All records must be quoted exactly. Omit the pictures.
BEGIN
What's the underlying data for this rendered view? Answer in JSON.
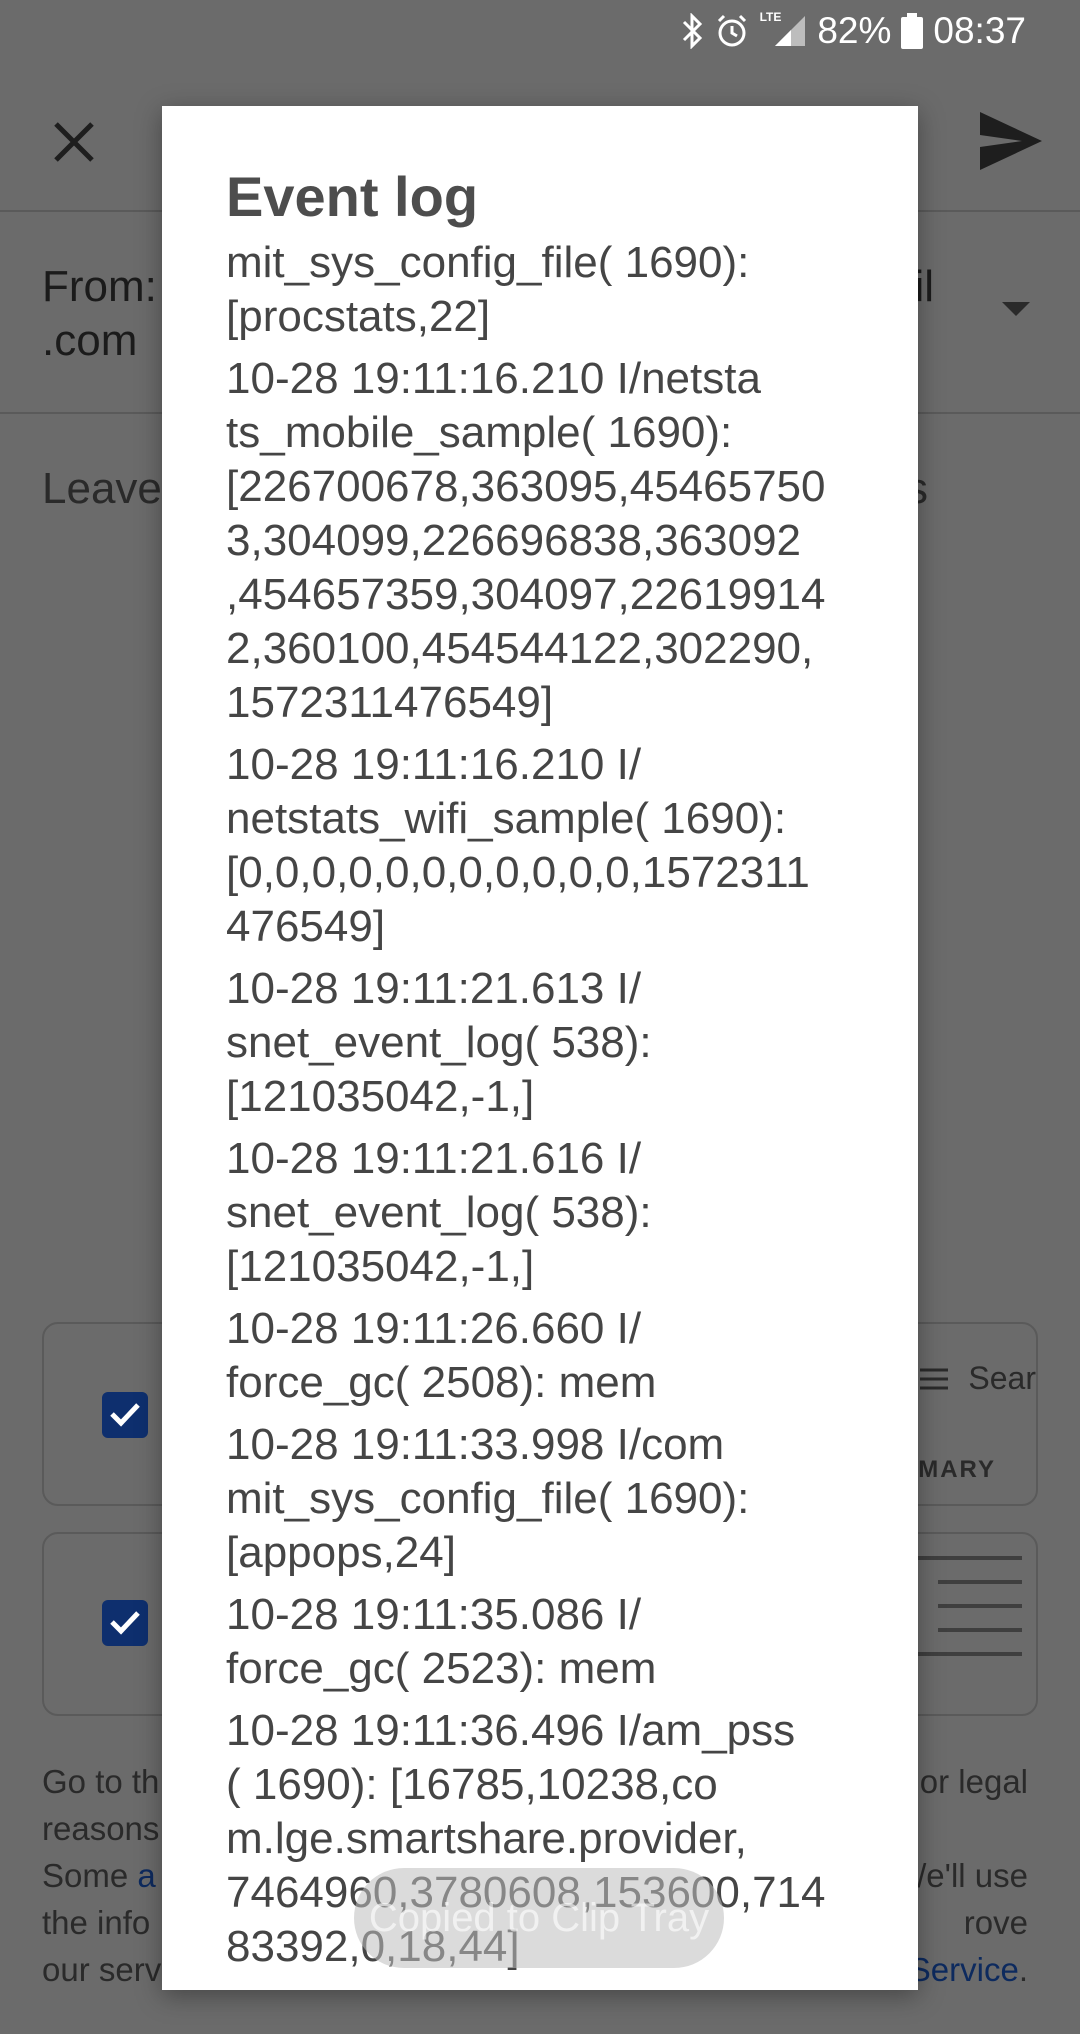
{
  "status_bar": {
    "network_type": "LTE",
    "battery": "82%",
    "time": "08:37"
  },
  "compose": {
    "from_label": "From:",
    "from_domain_suffix": ".com",
    "from_account_partial": "ail",
    "body_partial_left": "Leave",
    "body_partial_right": "s",
    "search_partial": "Sear",
    "summary_partial": "MARY",
    "footer_left_lines": [
      "Go to th",
      "reasons",
      "Some ",
      "the info",
      "our serv"
    ],
    "footer_link_fragment": "a",
    "footer_right_lines": [
      "or legal",
      "",
      "/e'll use",
      "rove",
      "Service."
    ],
    "footer_right_link": "Service"
  },
  "dialog": {
    "title": "Event log",
    "entries": [
      "mit_sys_config_file( 1690):\n[procstats,22]",
      "10-28 19:11:16.210 I/netsta\nts_mobile_sample( 1690):\n[226700678,363095,45465750\n3,304099,226696838,363092\n,454657359,304097,22619914\n2,360100,454544122,302290,\n1572311476549]",
      "10-28 19:11:16.210 I/\nnetstats_wifi_sample( 1690):\n[0,0,0,0,0,0,0,0,0,0,0,1572311\n476549]",
      "10-28 19:11:21.613 I/\nsnet_event_log(  538):\n[121035042,-1,]",
      "10-28 19:11:21.616 I/\nsnet_event_log(  538):\n[121035042,-1,]",
      "10-28 19:11:26.660 I/\nforce_gc( 2508): mem",
      "10-28 19:11:33.998 I/com\nmit_sys_config_file( 1690):\n[appops,24]",
      "10-28 19:11:35.086 I/\nforce_gc( 2523): mem",
      "10-28 19:11:36.496 I/am_pss\n( 1690): [16785,10238,co\nm.lge.smartshare.provider,\n7464960,3780608,153600,714\n83392,0,18,44]"
    ]
  },
  "toast": {
    "text": "Copied to Clip Tray"
  }
}
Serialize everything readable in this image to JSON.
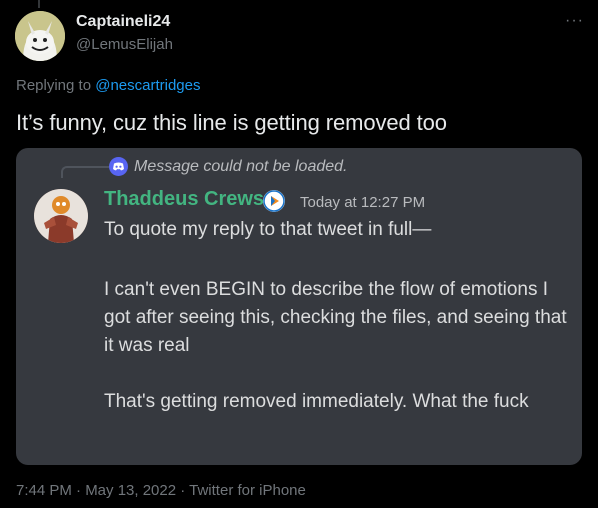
END
◆ TASK ANSWER ◆
What's the underlying data for this rendered view? Answer in JSON.
{
  "status_bar": {
    "network_type": "LTE",
    "battery": "82%",
    "time": "08:37"
  },
  "compose": {
    "from_label": "From:",
    "from_domain_suffix": ".com",
    "from_account_partial": "ail",
    "body_partial_left": "Leave",
    "body_partial_right": "s",
    "search_partial": "Sear",
    "summary_partial": "MARY",
    "footer_left_lines": [
      "Go to th",
      "reasons",
      "Some ",
      "the info",
      "our serv"
    ],
    "footer_link_fragment": "a",
    "footer_right_lines": [
      "or legal",
      "",
      "/e'll use",
      "rove",
      "Service."
    ],
    "footer_right_link": "Service"
  },
  "dialog": {
    "title": "Event log",
    "entries": [
      "mit_sys_config_file( 1690):\n[procstats,22]",
      "10-28 19:11:16.210 I/netsta\nts_mobile_sample( 1690):\n[226700678,363095,45465750\n3,304099,226696838,363092\n,454657359,304097,22619914\n2,360100,454544122,302290,\n1572311476549]",
      "10-28 19:11:16.210 I/\nnetstats_wifi_sample( 1690):\n[0,0,0,0,0,0,0,0,0,0,0,1572311\n476549]",
      "10-28 19:11:21.613 I/\nsnet_event_log(  538):\n[121035042,-1,]",
      "10-28 19:11:21.616 I/\nsnet_event_log(  538):\n[121035042,-1,]",
      "10-28 19:11:26.660 I/\nforce_gc( 2508): mem",
      "10-28 19:11:33.998 I/com\nmit_sys_config_file( 1690):\n[appops,24]",
      "10-28 19:11:35.086 I/\nforce_gc( 2523): mem",
      "10-28 19:11:36.496 I/am_pss\n( 1690): [16785,10238,co\nm.lge.smartshare.provider,\n7464960,3780608,153600,714\n83392,0,18,44]"
    ]
  },
  "toast": {
    "text": "Copied to Clip Tray"
  }
}
Serialize everything readable in this image to JSON.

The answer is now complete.